_TASK STATEMENT_. Out of the lines below, please list those that hold the string "country".

Records from a data collection:
##########

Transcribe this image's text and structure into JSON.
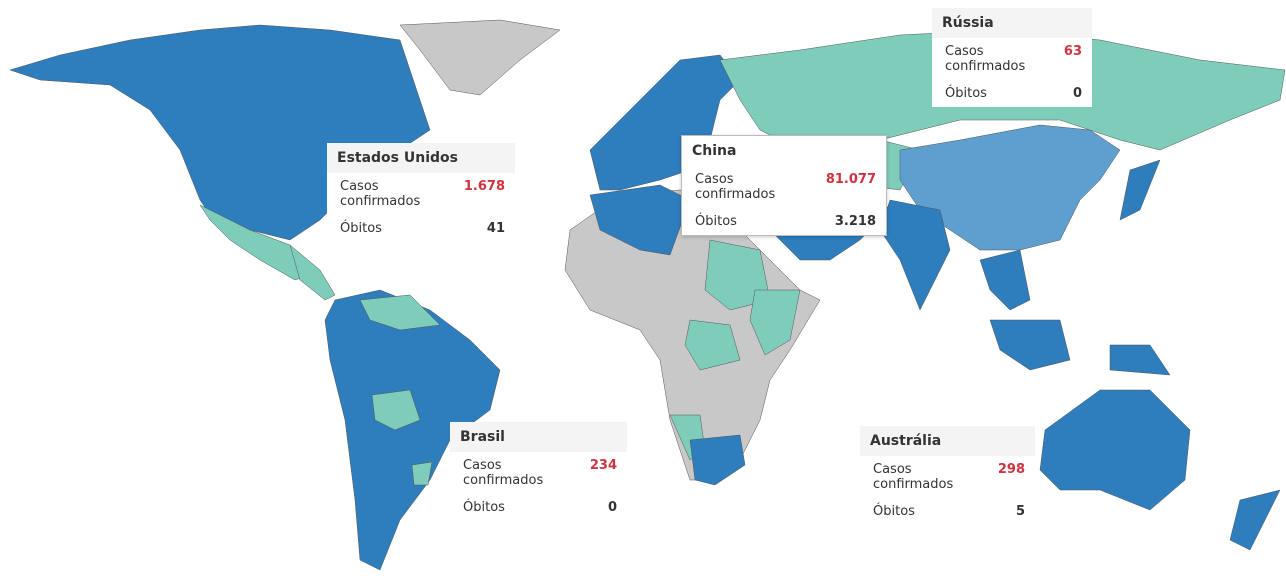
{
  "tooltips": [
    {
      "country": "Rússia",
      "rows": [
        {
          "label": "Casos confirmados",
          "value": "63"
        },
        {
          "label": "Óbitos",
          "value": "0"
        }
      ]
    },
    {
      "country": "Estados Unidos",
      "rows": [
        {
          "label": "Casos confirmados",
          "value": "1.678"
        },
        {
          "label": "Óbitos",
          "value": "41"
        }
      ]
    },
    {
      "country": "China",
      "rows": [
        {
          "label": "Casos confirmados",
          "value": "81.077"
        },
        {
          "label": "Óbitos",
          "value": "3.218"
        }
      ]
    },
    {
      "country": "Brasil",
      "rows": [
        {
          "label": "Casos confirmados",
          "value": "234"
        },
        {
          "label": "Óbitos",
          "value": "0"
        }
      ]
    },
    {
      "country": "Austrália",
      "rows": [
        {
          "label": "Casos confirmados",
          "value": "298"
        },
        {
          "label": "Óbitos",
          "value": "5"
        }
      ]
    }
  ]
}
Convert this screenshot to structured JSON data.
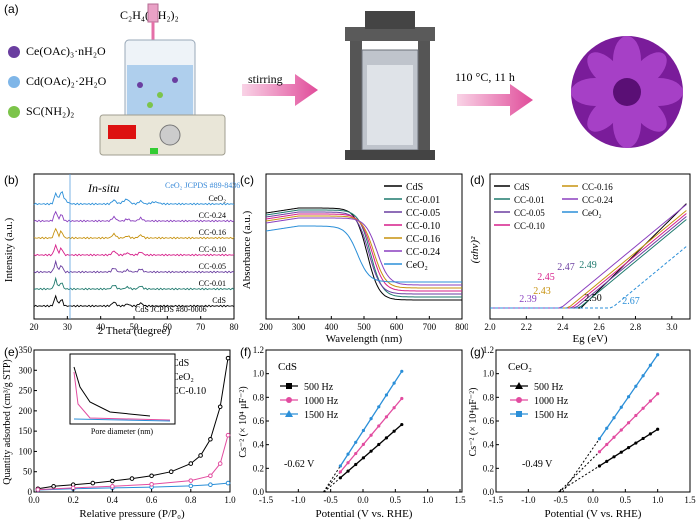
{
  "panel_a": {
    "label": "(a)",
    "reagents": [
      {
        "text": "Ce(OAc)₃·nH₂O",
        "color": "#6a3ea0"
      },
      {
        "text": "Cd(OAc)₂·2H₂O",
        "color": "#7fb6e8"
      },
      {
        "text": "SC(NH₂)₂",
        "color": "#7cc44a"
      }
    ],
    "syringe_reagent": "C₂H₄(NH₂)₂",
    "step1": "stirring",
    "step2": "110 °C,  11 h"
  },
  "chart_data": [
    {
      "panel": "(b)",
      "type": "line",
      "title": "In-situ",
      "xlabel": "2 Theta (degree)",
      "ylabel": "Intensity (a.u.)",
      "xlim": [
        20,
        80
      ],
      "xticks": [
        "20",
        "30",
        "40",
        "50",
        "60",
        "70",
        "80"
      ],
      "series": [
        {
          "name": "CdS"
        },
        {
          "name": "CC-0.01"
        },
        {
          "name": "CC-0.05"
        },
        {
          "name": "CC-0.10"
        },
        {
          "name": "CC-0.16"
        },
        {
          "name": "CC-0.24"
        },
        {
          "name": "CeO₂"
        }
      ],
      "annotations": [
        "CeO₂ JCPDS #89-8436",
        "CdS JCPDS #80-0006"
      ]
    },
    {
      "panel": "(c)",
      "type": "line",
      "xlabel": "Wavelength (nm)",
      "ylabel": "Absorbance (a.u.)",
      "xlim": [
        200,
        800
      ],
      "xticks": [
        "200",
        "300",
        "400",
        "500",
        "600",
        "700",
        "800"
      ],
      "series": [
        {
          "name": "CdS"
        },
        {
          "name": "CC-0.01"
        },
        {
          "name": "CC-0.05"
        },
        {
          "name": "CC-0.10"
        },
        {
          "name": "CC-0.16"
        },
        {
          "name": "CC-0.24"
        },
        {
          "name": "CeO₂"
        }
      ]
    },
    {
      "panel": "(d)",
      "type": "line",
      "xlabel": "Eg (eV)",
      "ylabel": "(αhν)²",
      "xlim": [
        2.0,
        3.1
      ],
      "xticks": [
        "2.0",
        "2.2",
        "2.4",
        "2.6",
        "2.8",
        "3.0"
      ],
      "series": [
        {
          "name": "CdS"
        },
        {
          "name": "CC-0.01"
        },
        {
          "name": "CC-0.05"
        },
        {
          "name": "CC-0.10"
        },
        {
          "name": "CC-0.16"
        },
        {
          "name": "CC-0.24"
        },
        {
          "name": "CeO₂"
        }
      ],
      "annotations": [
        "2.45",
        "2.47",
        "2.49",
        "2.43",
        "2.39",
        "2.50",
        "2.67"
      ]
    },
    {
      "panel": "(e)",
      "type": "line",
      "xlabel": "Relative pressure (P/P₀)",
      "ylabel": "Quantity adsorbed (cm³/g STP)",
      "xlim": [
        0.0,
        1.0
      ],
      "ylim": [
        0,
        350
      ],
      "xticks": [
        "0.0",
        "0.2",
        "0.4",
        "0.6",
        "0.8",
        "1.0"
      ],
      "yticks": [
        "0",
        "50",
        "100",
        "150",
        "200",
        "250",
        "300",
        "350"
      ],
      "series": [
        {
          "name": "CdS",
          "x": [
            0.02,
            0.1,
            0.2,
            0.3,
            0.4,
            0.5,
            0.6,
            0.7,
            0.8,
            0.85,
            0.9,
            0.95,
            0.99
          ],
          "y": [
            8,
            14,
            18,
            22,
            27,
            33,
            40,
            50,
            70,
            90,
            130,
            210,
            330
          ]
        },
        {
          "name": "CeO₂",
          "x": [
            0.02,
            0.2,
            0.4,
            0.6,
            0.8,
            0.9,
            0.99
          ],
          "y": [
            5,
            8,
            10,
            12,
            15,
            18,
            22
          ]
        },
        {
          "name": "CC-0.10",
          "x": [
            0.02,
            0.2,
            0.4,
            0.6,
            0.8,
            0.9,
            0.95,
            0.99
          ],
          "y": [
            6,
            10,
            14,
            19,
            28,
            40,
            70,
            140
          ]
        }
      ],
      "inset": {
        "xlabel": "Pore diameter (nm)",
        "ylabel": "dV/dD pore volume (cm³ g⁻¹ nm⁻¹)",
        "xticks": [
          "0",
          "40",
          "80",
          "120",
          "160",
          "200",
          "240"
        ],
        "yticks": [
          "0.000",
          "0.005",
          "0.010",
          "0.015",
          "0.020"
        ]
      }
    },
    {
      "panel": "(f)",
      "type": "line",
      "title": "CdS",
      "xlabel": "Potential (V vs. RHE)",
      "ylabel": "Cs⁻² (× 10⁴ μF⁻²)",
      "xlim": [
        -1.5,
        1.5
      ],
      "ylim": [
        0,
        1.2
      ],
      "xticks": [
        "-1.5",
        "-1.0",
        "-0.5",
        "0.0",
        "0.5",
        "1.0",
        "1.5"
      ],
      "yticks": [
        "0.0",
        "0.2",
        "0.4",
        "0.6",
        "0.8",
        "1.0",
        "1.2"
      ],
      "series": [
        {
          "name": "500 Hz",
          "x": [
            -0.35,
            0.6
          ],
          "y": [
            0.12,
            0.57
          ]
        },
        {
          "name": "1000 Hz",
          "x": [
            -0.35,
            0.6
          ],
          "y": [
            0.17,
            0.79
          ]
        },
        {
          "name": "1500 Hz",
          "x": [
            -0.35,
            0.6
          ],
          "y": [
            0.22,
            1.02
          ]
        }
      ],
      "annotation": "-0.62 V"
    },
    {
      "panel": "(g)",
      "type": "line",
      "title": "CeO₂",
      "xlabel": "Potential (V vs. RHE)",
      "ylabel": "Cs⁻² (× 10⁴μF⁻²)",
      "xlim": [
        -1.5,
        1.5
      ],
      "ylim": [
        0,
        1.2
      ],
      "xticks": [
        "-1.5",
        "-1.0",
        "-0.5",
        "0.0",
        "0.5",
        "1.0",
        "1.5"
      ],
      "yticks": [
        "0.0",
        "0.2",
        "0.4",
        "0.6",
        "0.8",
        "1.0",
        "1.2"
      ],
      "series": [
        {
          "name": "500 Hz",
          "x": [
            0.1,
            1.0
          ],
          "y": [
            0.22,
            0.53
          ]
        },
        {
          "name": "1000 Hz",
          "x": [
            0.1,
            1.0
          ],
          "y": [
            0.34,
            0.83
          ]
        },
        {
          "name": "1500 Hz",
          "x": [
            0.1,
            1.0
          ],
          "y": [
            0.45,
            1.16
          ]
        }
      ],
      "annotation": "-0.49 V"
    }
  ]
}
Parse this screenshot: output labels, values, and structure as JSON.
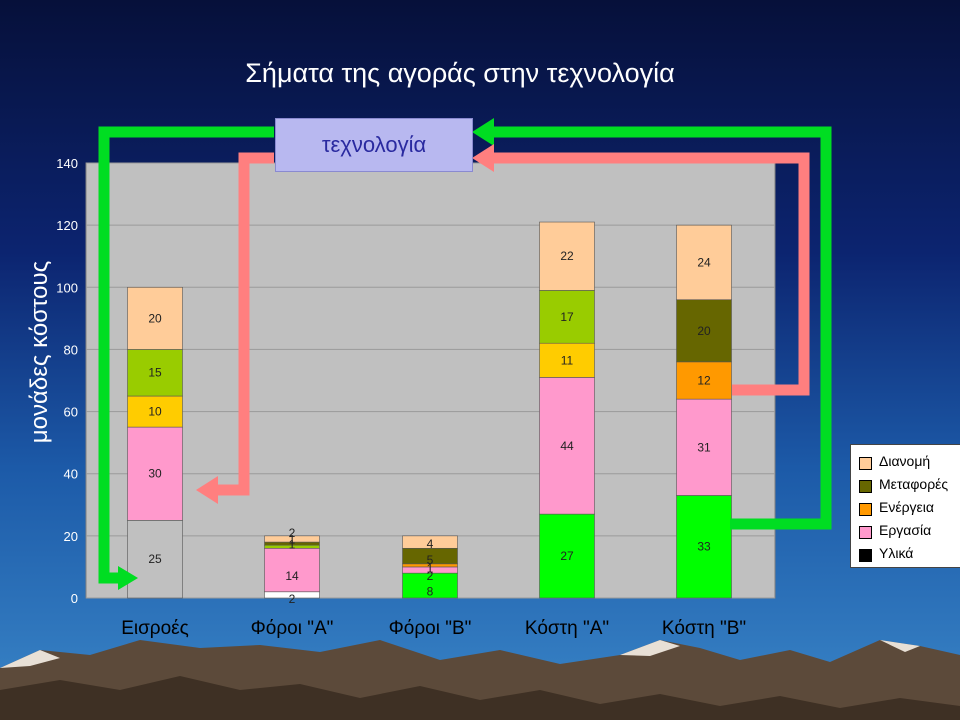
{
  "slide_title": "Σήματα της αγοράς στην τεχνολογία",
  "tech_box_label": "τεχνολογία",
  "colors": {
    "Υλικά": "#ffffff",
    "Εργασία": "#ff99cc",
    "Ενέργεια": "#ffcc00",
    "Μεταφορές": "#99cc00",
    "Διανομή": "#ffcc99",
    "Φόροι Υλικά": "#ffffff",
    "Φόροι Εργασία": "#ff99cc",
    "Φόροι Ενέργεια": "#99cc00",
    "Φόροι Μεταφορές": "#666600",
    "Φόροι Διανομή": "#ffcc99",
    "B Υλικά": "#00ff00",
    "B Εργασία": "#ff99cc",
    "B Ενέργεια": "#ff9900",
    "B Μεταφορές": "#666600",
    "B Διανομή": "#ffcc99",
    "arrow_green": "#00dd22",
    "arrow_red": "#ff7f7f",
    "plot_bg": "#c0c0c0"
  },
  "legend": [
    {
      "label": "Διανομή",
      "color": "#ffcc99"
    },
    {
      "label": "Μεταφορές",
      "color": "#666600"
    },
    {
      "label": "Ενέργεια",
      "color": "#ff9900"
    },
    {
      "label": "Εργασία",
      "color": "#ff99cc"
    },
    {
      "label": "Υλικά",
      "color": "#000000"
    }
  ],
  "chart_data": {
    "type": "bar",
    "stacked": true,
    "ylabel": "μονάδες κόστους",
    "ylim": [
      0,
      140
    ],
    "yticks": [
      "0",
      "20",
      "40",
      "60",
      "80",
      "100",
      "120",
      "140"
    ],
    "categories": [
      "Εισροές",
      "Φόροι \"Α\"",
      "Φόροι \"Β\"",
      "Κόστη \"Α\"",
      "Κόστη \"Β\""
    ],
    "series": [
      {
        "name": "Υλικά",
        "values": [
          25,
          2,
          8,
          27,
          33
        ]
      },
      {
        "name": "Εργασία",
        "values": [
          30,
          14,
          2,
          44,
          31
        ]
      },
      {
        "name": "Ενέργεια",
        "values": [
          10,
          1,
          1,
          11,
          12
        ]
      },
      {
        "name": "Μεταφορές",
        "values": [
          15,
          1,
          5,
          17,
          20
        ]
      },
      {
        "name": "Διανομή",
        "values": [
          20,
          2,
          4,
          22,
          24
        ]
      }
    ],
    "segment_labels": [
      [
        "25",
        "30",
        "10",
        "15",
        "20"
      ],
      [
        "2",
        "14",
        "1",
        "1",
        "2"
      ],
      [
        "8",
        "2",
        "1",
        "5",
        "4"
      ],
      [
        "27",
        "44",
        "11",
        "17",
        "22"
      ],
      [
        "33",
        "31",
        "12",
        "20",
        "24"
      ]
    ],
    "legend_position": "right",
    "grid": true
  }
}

##########

_EXPECTED ANSWER_.
      "country": "Rússia",
      "country": "Estados Unidos",
      "country": "China",
      "country": "Brasil",
      "country": "Austrália",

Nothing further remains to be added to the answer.